* [EXERCISE DESCRIPTION]
Write out each line from the data below that includes the word "bijvoorbeeld".

Page pictures and their text:

_ _ _ _ _ _ _

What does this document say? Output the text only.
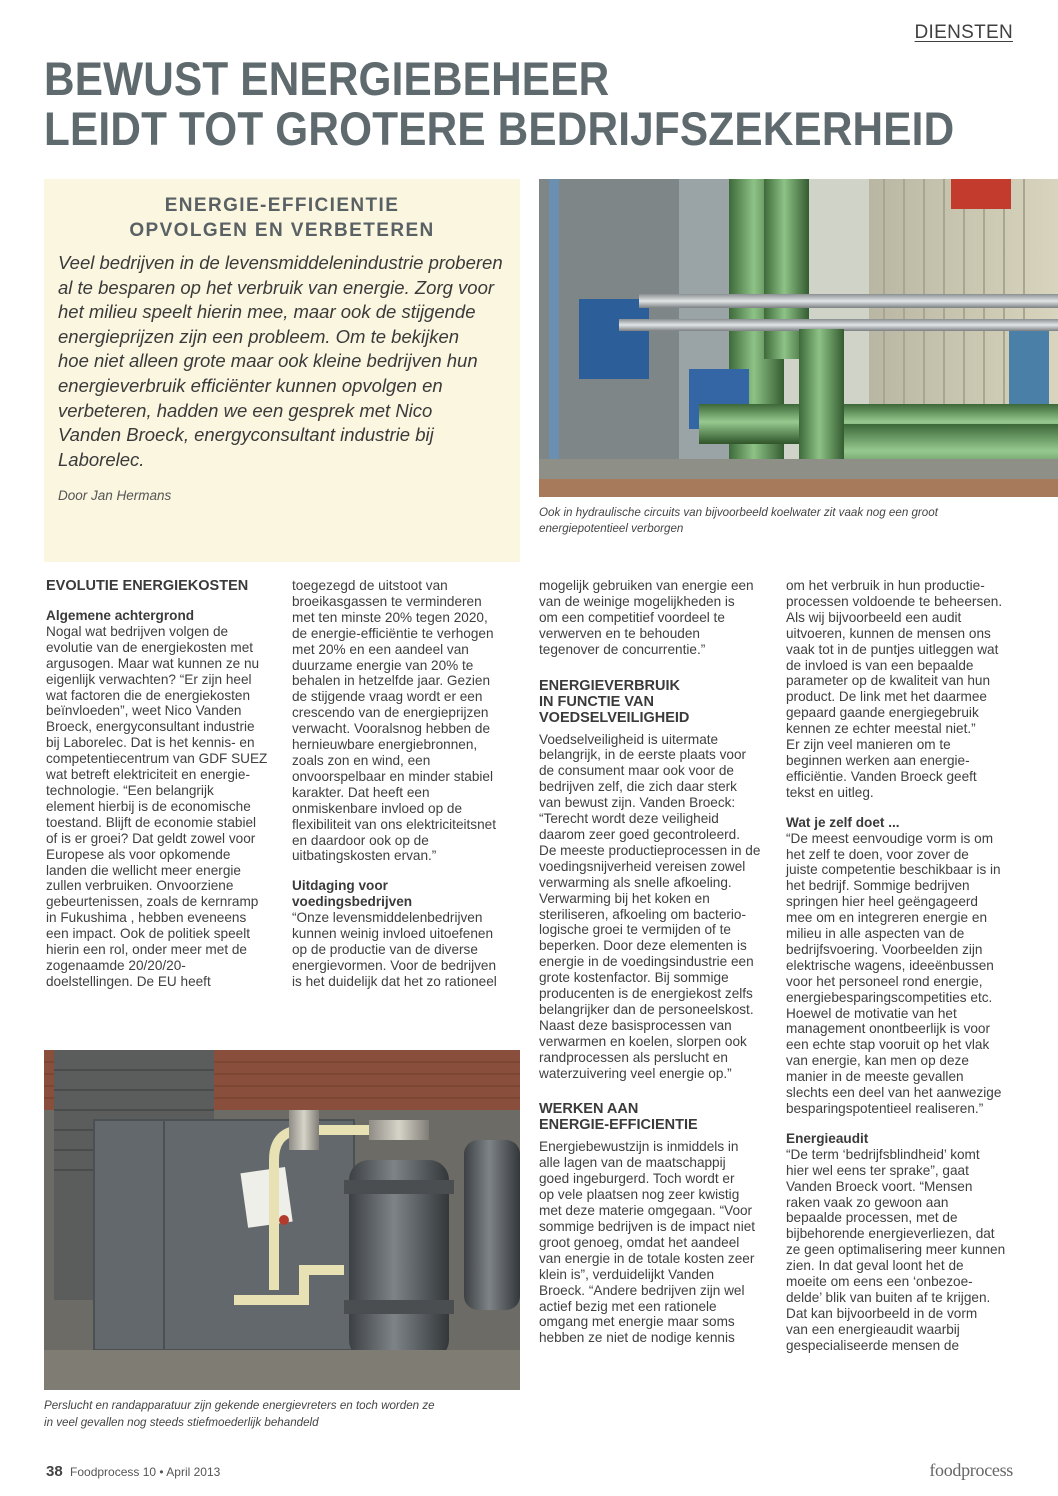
DIENSTEN
BEWUST ENERGIEBEHEER
LEIDT TOT GROTERE BEDRIJFSZEKERHEID
ENERGIE-EFFICIENTIE
OPVOLGEN EN VERBETEREN
Veel bedrijven in de levensmiddelenindustrie proberen
al te besparen op het verbruik van energie. Zorg voor
het milieu speelt hierin mee, maar ook de stijgende
energieprijzen zijn een probleem. Om te bekijken
hoe niet alleen grote maar ook kleine bedrijven hun
energieverbruik efficiënter kunnen opvolgen en
verbeteren, hadden we een gesprek met Nico
Vanden Broeck, energyconsultant industrie bij
Laborelec.
Door Jan Hermans
Ook in hydraulische circuits van bijvoorbeeld koelwater zit vaak nog een groot
energiepotentieel verborgen
EVOLUTIE ENERGIEKOSTEN
Algemene achtergrond
Nogal wat bedrijven volgen de
evolutie van de energiekosten met
argusogen. Maar wat kunnen ze nu
eigenlijk verwachten? “Er zijn heel
wat factoren die de energiekosten
beïnvloeden”, weet Nico Vanden
Broeck, energyconsultant industrie
bij Laborelec. Dat is het kennis- en
competentiecentrum van GDF SUEZ
wat betreft elektriciteit en energie-
technologie. “Een belangrijk
element hierbij is de economische
toestand. Blijft de economie stabiel
of is er groei? Dat geldt zowel voor
Europese als voor opkomende
landen die wellicht meer energie
zullen verbruiken. Onvoorziene
gebeurtenissen, zoals de kernramp
in Fukushima , hebben eveneens
een impact. Ook de politiek speelt
hierin een rol, onder meer met de
zogenaamde 20/20/20-
doelstellingen. De EU heeft
toegezegd de uitstoot van
broeikasgassen te verminderen
met ten minste 20% tegen 2020,
de energie-efficiëntie te verhogen
met 20% en een aandeel van
duurzame energie van 20% te
behalen in hetzelfde jaar. Gezien
de stijgende vraag wordt er een
crescendo van de energieprijzen
verwacht. Vooralsnog hebben de
hernieuwbare energiebronnen,
zoals zon en wind, een
onvoorspelbaar en minder stabiel
karakter. Dat heeft een
onmiskenbare invloed op de
flexibiliteit van ons elektriciteitsnet
en daardoor ook op de
uitbatingskosten ervan.”
Uitdaging voor
voedingsbedrijven
“Onze levensmiddelenbedrijven
kunnen weinig invloed uitoefenen
op de productie van de diverse
energievormen. Voor de bedrijven
is het duidelijk dat het zo rationeel
Perslucht en randapparatuur zijn gekende energievreters en toch worden ze
in veel gevallen nog steeds stiefmoederlijk behandeld
mogelijk gebruiken van energie een
van de weinige mogelijkheden is
om een competitief voordeel te
verwerven en te behouden
tegenover de concurrentie.”
ENERGIEVERBRUIK
IN FUNCTIE VAN
VOEDSELVEILIGHEID
Voedselveiligheid is uitermate
belangrijk, in de eerste plaats voor
de consument maar ook voor de
bedrijven zelf, die zich daar sterk
van bewust zijn. Vanden Broeck:
“Terecht wordt deze veiligheid
daarom zeer goed gecontroleerd.
De meeste productieprocessen in de
voedingsnijverheid vereisen zowel
verwarming als snelle afkoeling.
Verwarming bij het koken en
steriliseren, afkoeling om bacterio-
logische groei te vermijden of te
beperken. Door deze elementen is
energie in de voedingsindustrie een
grote kostenfactor. Bij sommige
producenten is de energiekost zelfs
belangrijker dan de personeelskost.
Naast deze basisprocessen van
verwarmen en koelen, slorpen ook
randprocessen als perslucht en
waterzuivering veel energie op.”
WERKEN AAN
ENERGIE-EFFICIENTIE
Energiebewustzijn is inmiddels in
alle lagen van de maatschappij
goed ingeburgerd. Toch wordt er
op vele plaatsen nog zeer kwistig
met deze materie omgegaan. “Voor
sommige bedrijven is de impact niet
groot genoeg, omdat het aandeel
van energie in de totale kosten zeer
klein is”, verduidelijkt Vanden
Broeck. “Andere bedrijven zijn wel
actief bezig met een rationele
omgang met energie maar soms
hebben ze niet de nodige kennis
om het verbruik in hun productie-
processen voldoende te beheersen.
Als wij bijvoorbeeld een audit
uitvoeren, kunnen de mensen ons
vaak tot in de puntjes uitleggen wat
de invloed is van een bepaalde
parameter op de kwaliteit van hun
product. De link met het daarmee
gepaard gaande energiegebruik
kennen ze echter meestal niet.”
Er zijn veel manieren om te
beginnen werken aan energie-
efficiëntie. Vanden Broeck geeft
tekst en uitleg.
Wat je zelf doet ...
“De meest eenvoudige vorm is om
het zelf te doen, voor zover de
juiste competentie beschikbaar is in
het bedrijf. Sommige bedrijven
springen hier heel geëngageerd
mee om en integreren energie en
milieu in alle aspecten van de
bedrijfsvoering. Voorbeelden zijn
elektrische wagens, ideeënbussen
voor het personeel rond energie,
energiebesparingscompetities etc.
Hoewel de motivatie van het
management onontbeerlijk is voor
een echte stap vooruit op het vlak
van energie, kan men op deze
manier in de meeste gevallen
slechts een deel van het aanwezige
besparingspotentieel realiseren.”
Energieaudit
“De term ‘bedrijfsblindheid’ komt
hier wel eens ter sprake”, gaat
Vanden Broeck voort. “Mensen
raken vaak zo gewoon aan
bepaalde processen, met de
bijbehorende energieverliezen, dat
ze geen optimalisering meer kunnen
zien. In dat geval loont het de
moeite om eens een ‘onbezoe-
delde’ blik van buiten af te krijgen.
Dat kan bijvoorbeeld in de vorm
van een energieaudit waarbij
gespecialiseerde mensen de
38 Foodprocess 10 • April 2013	foodprocess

_ _ _ _ _ _ _

* [TASK OUTPUT]
Ook in hydraulische circuits van bijvoorbeeld koelwater zit vaak nog een groot
Als wij bijvoorbeeld een audit
Dat kan bijvoorbeeld in de vorm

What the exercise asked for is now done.